━━ STORED ROWS

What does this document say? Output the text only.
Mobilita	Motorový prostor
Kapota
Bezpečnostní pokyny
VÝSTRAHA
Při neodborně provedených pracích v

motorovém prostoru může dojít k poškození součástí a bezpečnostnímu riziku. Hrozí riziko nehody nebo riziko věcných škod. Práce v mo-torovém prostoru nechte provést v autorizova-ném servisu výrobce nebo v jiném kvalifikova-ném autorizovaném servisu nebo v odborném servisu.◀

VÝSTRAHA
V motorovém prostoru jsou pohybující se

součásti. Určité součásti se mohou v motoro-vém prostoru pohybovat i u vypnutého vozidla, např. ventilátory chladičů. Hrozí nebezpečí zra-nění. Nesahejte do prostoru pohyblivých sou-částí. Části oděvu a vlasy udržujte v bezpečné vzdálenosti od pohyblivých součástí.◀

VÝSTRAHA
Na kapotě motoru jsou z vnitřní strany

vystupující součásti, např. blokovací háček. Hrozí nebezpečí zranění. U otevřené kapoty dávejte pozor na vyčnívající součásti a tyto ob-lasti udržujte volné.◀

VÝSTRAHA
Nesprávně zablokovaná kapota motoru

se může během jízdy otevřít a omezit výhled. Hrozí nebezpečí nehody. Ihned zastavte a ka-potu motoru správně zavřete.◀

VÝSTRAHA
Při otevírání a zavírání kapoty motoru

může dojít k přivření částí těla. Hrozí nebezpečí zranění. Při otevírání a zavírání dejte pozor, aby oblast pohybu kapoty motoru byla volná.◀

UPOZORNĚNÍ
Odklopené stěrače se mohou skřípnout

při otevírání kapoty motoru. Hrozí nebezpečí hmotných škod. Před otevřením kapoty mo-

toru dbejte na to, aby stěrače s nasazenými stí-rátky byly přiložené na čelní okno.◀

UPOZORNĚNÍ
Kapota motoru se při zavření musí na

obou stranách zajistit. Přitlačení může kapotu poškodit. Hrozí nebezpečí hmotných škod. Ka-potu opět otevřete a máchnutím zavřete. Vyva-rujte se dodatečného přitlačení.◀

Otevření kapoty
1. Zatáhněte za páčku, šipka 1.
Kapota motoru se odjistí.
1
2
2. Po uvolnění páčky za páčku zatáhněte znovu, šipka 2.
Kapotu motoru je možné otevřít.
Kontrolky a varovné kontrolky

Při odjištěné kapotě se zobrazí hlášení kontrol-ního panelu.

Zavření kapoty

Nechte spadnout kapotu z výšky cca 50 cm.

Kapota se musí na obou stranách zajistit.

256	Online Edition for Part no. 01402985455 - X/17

━━━━

Copy out every line in the entries above that holds "otevírání".

#### [FINAL RESULT]
Při otevírání a zavírání kapoty motoru
může dojít k přivření částí těla. Hrozí nebezpečí zranění. Při otevírání a zavírání dejte pozor, aby oblast pohybu kapoty motoru byla volná.◀
při otevírání kapoty motoru. Hrozí nebezpečí hmotných škod. Před otevřením kapoty mo-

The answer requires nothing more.